O SR. JOSÉ EDUARDO DUTRA - Muito obrigado, Senador Antonio Carlos Valadares.

Por falar em opinião pública, o que o Governo gosta muito de registrar, as pesquisas mostram que a maioria absoluta, pelo menos daquele universo pesquisado, que foi a cidade de São Paulo - com certeza, se a pesquisa se estender ao resto do Brasil, não teríamos resultado diferente -, as pesquisas mostram que a maioria absoluta da população quer a CPI. Mesmo setores que apóiam o Governo Fernando Henrique Cardoso, que o consideram um bom Governo, querem a CPI, porque entendem aquilo que já dissemos por diversas vezes aqui: não queremos a comissão parlamentar de inquérito para atacar o Governo; entendemos que a CPI é uma atribuição do Poder Legislativo e que, particularmente, nessa questão dos bancos, é necessária uma investigação mais aprofundada.

A postura do Sr. Cláudio Mauch, hoje, em seu depoimento na Comissão de Assuntos Econômicos do Senado, demonstrou mais uma vez que a única forma de as autoridades econômicas do Governo prestarem os esclarecimentos necessários, é uma CPI. Durante as Comissões Permanentes do Senado, e isso se deu não apenas com o Sr. Cláudio Mauch, mas com o Sr. Gustavo Loyola e o Ministro José Serra, os depoentes vêm aqui e não respondem as perguntas. E isso ficou demonstrado hoje, na Comissão de Assuntos Econômicos, particularmente com relação às perguntas feitas pelos Senadores Eduardo Suplicy e Roberto Requião, quando as perguntas não foram respondidas, porque talvez não considerem as Comissões Permanentes com autoridade suficiente para inquiri-los.

■ Dados armazenados:
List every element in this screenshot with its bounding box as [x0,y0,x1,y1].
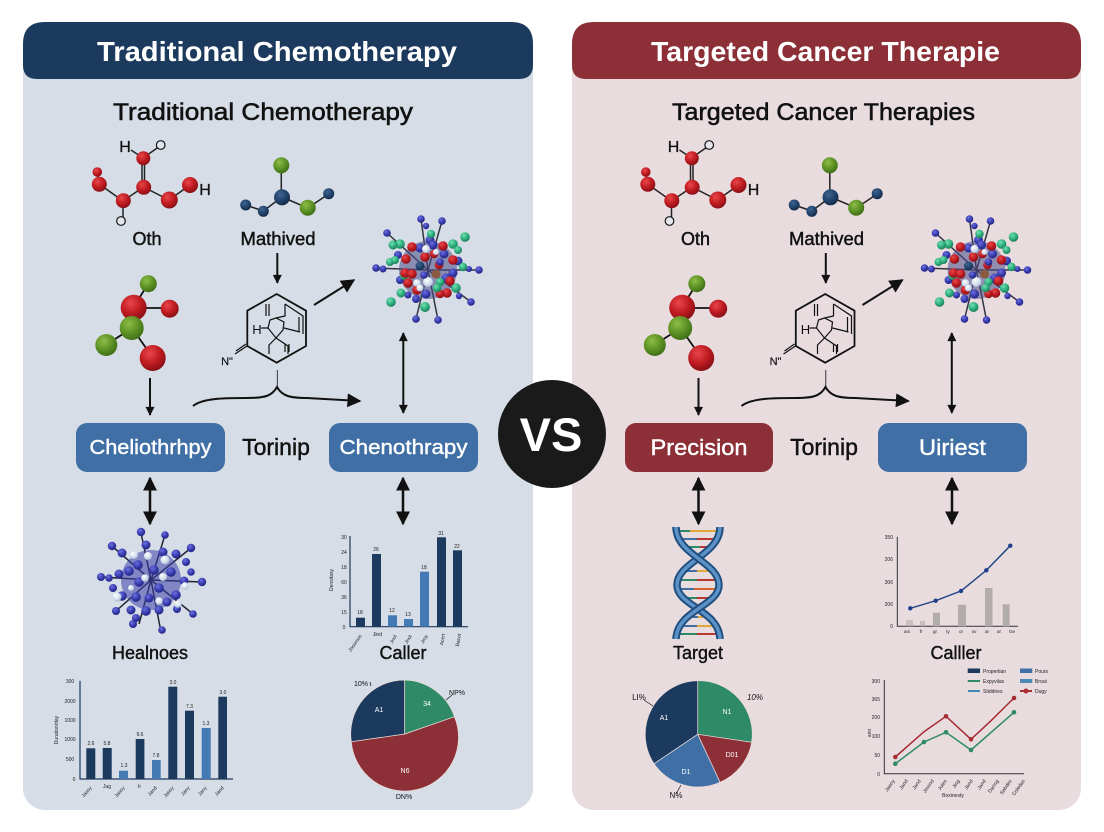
line and bar chart: upper: 0 [890,624,893,630]
header: traditional chemotherapy: Traditional Chemotherapy [97,36,457,67]
line chart: lower: Jand [964,779,975,791]
bar chart: upper: 18 [357,610,363,616]
bar chart: upper: Jnot [404,633,414,645]
bar chart: upper: 31 [438,531,444,537]
label: Target: Target [673,643,723,663]
bar chart: upper: 22 [454,544,460,550]
line and bar chart: upper: 350 [885,535,893,541]
line chart: lower: Sabdes [999,778,1014,796]
bar chart: upper: 60 [341,580,347,586]
molecule: red chain [640,139,759,225]
bar chart: lower: 7.8 [153,753,160,759]
bar chart: upper: Bacot [455,633,463,647]
nanoparticle: multicolour [372,215,483,324]
bar chart: upper: 15 [341,610,347,616]
line and bar chart: upper: ar [985,629,989,634]
line chart: lower [867,679,1027,799]
bar chart: lower: 3.0 [170,680,177,686]
bar chart: upper [329,531,468,653]
label: Calller: Calller [930,643,982,663]
bar chart: lower: Jany [197,785,209,797]
chart legend: Dugy [1035,689,1047,695]
bar chart: lower: Ir [138,784,141,790]
bar chart: upper: 24 [341,550,347,556]
pie chart: left panel: NP% [449,690,465,697]
arrow: particle double [402,333,404,413]
arrow: branching connector [742,370,908,406]
icon: DNA helix [676,527,720,639]
line chart: lower: Jand [912,779,923,791]
bar chart: upper: 13 [405,612,411,618]
subheading: Targeted Cancer Therapies [672,99,975,126]
bar chart: lower: 1000 [64,718,76,724]
pie chart: right panel: A1 [660,715,668,722]
pie chart: right panel: D1 [682,769,691,776]
line chart: lower: Jaeny [884,778,897,793]
badge: VS: VS [520,408,582,461]
chart legend [968,668,1049,695]
pie chart: left panel [351,680,465,801]
line chart: lower: Jand [899,779,910,791]
bar chart: lower: Jand [214,785,226,798]
pie chart: right panel: N% [670,791,682,800]
line and bar chart: upper: 206 [885,602,893,608]
arrow: particle double [951,333,953,413]
panel: traditional chemotherapy [23,22,533,810]
label: Caller: Caller [379,643,427,663]
line chart: lower: Boxinesty [942,793,964,799]
arrow: left double [149,478,151,524]
arrow: molecule down [698,378,700,415]
line and bar chart: upper: 306 [885,580,893,586]
structure: hexagonal ring [221,294,306,368]
line chart: lower: 0 [877,772,880,778]
bar chart: lower: Duration/day [54,715,60,744]
bar chart: upper: Jnol [389,634,399,645]
bar chart: upper: 18 [421,565,427,571]
pie chart: left panel: A1 [375,707,383,714]
header: targeted cancer therapie [572,22,1081,79]
line chart: lower: Jand [977,779,988,791]
bar chart: lower: 0 [73,777,76,783]
line and bar chart: upper [885,535,1018,634]
arrow: right double [402,478,404,524]
pie chart: right panel: N1 [723,709,732,716]
bar chart: upper: 36 [341,595,347,601]
line chart: lower: 200 [872,715,880,721]
bar chart: lower: 300 [66,679,74,685]
bar chart: upper: 30 [341,535,347,541]
bar chart: lower: 1000 [64,737,76,743]
molecule: navy and green [240,157,334,217]
bar chart: lower: 2.6 [88,741,95,747]
arrow: left double [697,478,700,524]
line and bar chart: upper: ov [972,629,977,634]
molecule: red and green cluster [95,275,179,371]
bar chart: upper: Jind [373,632,382,638]
arrow: branching connector [193,370,360,406]
line and bar chart: upper: gr [933,629,937,634]
line and bar chart: upper: fr [920,629,923,634]
chart legend: Stiddnes [983,689,1003,695]
line and bar chart: upper: Ge [1009,629,1015,634]
panel: targeted cancer therapies [572,22,1081,810]
line and bar chart: upper: ar [997,629,1001,634]
line and bar chart: upper: or [959,629,963,634]
line chart: lower: Coledas [1011,778,1027,797]
button: Cheliothrhpy: Cheliothrhpy [90,437,212,459]
arrow: molecule down [149,378,151,415]
bar chart: lower: 5.8 [104,741,111,747]
button: Uiriest [878,423,1027,472]
bar chart: upper: 18 [341,565,347,571]
button: Uiriest: Uiriest [919,435,986,460]
line chart: lower: 300 [872,679,880,685]
arrow: ring to particle [862,280,902,305]
bar chart: lower: Jand [147,785,159,798]
badge: VS [498,380,606,488]
pie chart: right panel [632,681,763,800]
bar chart: upper: Jmy [420,634,430,645]
bar chart: lower: Jug [103,784,111,790]
pie chart: left panel: N6 [401,768,410,775]
arrow: ring to particle [314,280,354,305]
chart legend: Pours [1035,669,1049,675]
line chart: lower: 50 [874,753,880,759]
bar chart: lower: Jassy [163,785,176,799]
bar chart: lower [54,679,233,799]
arrow: right double [951,478,953,524]
line chart: lower: Darmg [987,779,1001,794]
bar chart: lower: Jassy [81,785,94,799]
pie chart: left panel: DN% [396,794,412,801]
bar chart: lower: 3.0 [220,690,227,696]
bar chart: lower: 500 [66,757,74,763]
molecule: navy and green [789,157,883,217]
structure: hexagonal ring [770,294,854,368]
subheading: Traditional Chemotherapy [113,99,413,126]
button: Chenothrapy [329,423,478,472]
label: Oth: Oth [681,229,710,249]
label: Oth: Oth [132,229,162,249]
label: Torinip: Torinip [790,434,858,460]
button: Precision: Precision [650,435,748,460]
bar chart: lower: 1.3 [121,763,128,769]
chart legend: Brout [1035,679,1048,685]
button: Cheliothrhpy [76,423,225,472]
button: Chenothrapy: Chenothrapy [340,437,468,459]
bar chart: lower: 9.6 [137,732,144,738]
bar chart: lower: Jany [180,785,192,797]
pie chart: right panel: LI% [632,693,646,702]
button: Precision [625,423,773,472]
line and bar chart: upper: ani [904,629,910,634]
bar chart: upper: 12 [389,608,395,614]
bar chart: upper: Jossmos [347,633,364,653]
pie chart: right panel: D01 [726,752,739,759]
label: Mathived: Mathived [240,228,316,249]
bar chart: lower: Jassy [114,785,127,799]
header: targeted cancer therapie: Targeted Cancer Therapie [651,36,1000,67]
bar chart: upper: 0 [343,625,346,631]
nanoparticle: blue [97,528,206,634]
chart legend: Propertian [983,669,1006,675]
line chart: lower: 365 [872,697,880,703]
line chart: lower: ann [867,729,873,737]
pie chart: left panel: 10% [354,681,368,688]
nanoparticle: multicolour [921,215,1031,324]
bar chart: lower: 2000 [64,699,76,705]
pie chart: right panel: 10% [747,693,763,702]
bar chart: upper: Acert [439,633,447,646]
molecule: red chain [92,139,211,225]
molecule: red and green cluster [644,275,727,371]
line and bar chart: upper: ty [946,629,950,634]
bar chart: lower: 7.3 [186,704,193,710]
arrow: Mathived to ring [825,253,827,283]
line chart: lower: 100 [872,734,880,740]
bar chart: upper: 26 [373,547,379,553]
label: Healnoes: Healnoes [112,643,188,663]
line chart: lower: Jmond [922,779,936,794]
label: Mathived: Mathived [789,228,864,249]
bar chart: upper: Densitasy [329,569,335,591]
chart legend: Expyvilas [983,679,1005,685]
bar chart: lower: 1.3 [203,721,210,727]
line chart: lower: Jing [951,779,962,790]
header: traditional chemotherapy [23,22,533,79]
pie chart: left panel: 34 [423,701,431,708]
arrow: Mathived to ring [276,253,278,283]
line and bar chart: upper: 206 [885,557,893,563]
line chart: lower: Jules [937,778,949,792]
label: Torinip: Torinip [242,434,310,460]
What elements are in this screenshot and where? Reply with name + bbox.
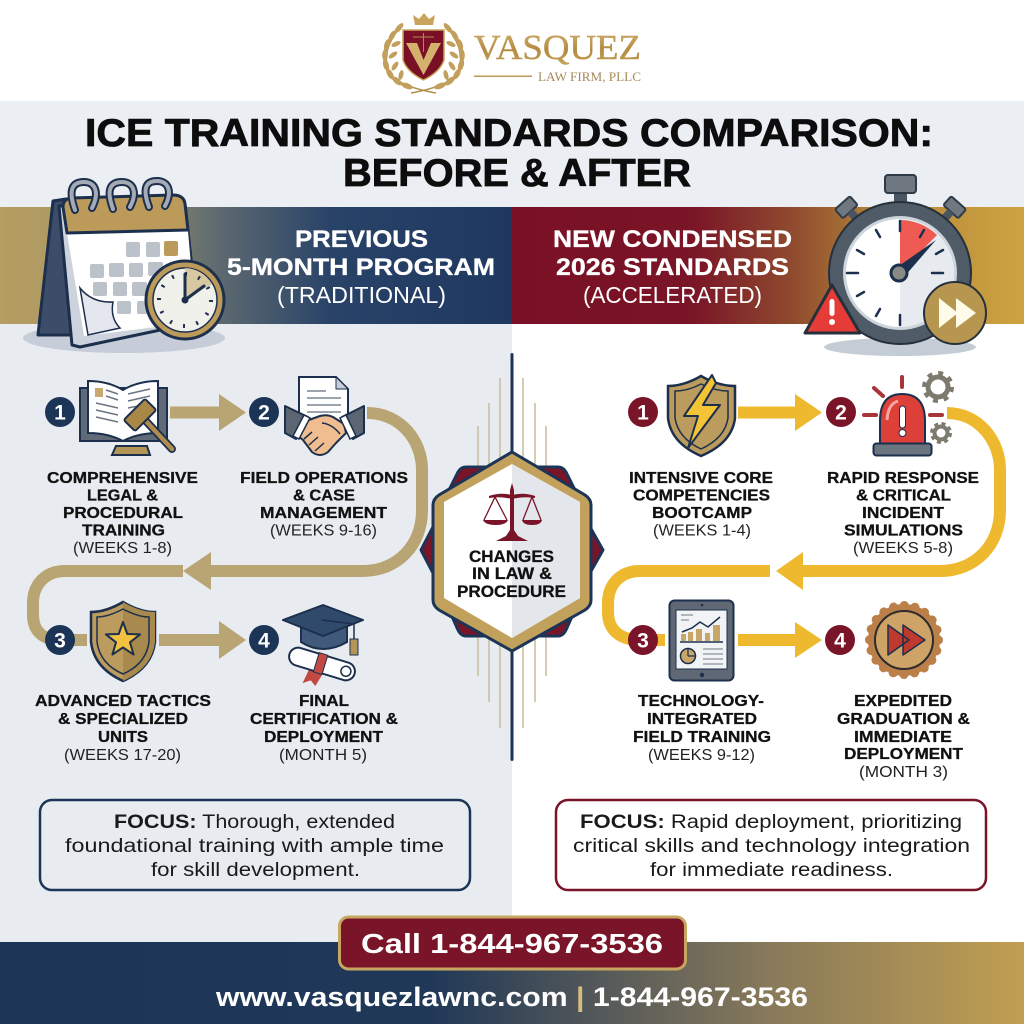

■ Detalhes do problema:
No discurso sobre a CPI dos bancos, reescreva em forma de lista o parágrafo que começa com "A postura do Sr. Cláudio Mauch", mantendo seus fatos principais.

■ Tarefa concluída:
- A postura de Cláudio Mauch no depoimento de hoje na Comissão de Assuntos Econômicos do Senado mostrou mais uma vez que só uma CPI levará as autoridades econômicas do Governo a prestar os esclarecimentos necessários.
- Nas Comissões Permanentes do Senado, os depoentes não respondem às perguntas. Isso aconteceu com Cláudio Mauch, com Gustavo Loyola e com o Ministro José Serra.
- Hoje ficaram sem resposta, em especial, as perguntas dos Senadores Eduardo Suplicy e Roberto Requião.
- Talvez os depoentes não considerem as Comissões Permanentes com autoridade suficiente para inquiri-los.